#### Data
═══
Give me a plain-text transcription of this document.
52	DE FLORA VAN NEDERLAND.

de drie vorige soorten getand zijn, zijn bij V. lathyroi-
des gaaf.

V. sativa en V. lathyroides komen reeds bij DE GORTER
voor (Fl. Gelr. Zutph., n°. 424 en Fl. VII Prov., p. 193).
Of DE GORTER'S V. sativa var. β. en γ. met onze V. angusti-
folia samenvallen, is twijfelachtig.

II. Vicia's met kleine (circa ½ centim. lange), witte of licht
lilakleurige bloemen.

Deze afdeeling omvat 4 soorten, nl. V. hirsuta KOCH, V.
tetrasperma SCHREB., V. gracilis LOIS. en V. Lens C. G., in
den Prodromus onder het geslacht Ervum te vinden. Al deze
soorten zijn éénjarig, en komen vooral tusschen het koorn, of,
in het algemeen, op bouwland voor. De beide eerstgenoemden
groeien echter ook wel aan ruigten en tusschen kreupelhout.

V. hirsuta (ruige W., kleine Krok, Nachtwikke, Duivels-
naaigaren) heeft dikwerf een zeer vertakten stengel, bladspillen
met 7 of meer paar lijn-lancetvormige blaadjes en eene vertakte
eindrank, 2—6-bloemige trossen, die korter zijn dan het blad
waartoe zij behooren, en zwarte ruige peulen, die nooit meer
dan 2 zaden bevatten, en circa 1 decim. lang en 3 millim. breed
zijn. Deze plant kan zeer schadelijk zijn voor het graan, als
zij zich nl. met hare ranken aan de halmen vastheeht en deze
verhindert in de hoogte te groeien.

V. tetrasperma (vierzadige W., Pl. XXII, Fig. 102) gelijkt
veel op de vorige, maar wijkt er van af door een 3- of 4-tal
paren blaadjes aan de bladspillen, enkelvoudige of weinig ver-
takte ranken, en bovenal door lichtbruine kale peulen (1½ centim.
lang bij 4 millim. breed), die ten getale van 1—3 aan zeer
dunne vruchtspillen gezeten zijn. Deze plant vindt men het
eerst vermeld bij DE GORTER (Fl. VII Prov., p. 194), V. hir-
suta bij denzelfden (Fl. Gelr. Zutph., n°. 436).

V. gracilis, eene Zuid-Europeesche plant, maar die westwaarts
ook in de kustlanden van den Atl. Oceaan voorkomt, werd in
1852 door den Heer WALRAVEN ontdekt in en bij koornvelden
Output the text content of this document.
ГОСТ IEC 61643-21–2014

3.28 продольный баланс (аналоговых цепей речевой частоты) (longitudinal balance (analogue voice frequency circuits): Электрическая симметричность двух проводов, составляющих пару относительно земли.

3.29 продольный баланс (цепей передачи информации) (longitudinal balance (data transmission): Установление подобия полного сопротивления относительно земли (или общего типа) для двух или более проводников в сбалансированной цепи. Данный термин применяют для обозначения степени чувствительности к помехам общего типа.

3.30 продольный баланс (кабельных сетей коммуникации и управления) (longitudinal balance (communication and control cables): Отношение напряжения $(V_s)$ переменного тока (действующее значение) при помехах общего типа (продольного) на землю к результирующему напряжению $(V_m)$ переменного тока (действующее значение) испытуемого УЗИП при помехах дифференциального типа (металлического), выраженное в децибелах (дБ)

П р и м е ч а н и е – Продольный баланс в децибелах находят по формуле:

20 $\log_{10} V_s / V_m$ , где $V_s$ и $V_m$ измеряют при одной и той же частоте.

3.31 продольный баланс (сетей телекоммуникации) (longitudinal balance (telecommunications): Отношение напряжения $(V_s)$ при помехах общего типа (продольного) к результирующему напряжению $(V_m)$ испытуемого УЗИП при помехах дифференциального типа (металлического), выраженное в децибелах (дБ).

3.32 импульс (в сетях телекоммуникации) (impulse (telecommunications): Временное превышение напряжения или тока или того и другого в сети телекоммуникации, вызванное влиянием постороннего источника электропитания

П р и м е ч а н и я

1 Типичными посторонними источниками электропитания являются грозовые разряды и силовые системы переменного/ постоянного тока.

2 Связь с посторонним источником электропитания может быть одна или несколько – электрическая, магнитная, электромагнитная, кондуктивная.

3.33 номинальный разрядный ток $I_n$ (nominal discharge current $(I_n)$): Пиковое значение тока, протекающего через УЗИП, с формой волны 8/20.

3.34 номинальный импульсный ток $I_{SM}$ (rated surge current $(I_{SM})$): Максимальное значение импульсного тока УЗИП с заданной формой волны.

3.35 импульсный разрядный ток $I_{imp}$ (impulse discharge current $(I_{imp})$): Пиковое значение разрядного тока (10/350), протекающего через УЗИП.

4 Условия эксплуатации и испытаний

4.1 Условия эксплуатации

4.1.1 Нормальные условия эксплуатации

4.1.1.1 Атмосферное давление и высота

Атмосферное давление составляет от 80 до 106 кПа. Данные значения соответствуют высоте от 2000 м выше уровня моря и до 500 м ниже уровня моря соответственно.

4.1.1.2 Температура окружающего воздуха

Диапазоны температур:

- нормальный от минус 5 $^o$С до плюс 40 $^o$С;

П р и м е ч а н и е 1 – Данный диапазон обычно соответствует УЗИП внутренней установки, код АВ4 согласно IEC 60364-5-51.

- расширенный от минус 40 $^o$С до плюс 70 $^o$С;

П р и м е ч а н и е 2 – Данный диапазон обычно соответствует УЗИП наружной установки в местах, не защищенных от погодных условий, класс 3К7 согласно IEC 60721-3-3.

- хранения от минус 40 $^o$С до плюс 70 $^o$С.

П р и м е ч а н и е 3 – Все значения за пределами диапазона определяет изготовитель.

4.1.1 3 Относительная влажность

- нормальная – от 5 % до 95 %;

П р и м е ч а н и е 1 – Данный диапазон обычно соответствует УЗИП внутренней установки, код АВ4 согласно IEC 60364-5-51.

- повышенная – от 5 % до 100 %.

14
═══
#### To do
Locate all lines that include the word "tetrasperma" and copy them out.

#### Answer to the problem
tetrasperma SCHREB., V. gracilis LOIS. en V. Lens C. G., in
V. tetrasperma (vierzadige W., Pl. XXII, Fig. 102) gelijkt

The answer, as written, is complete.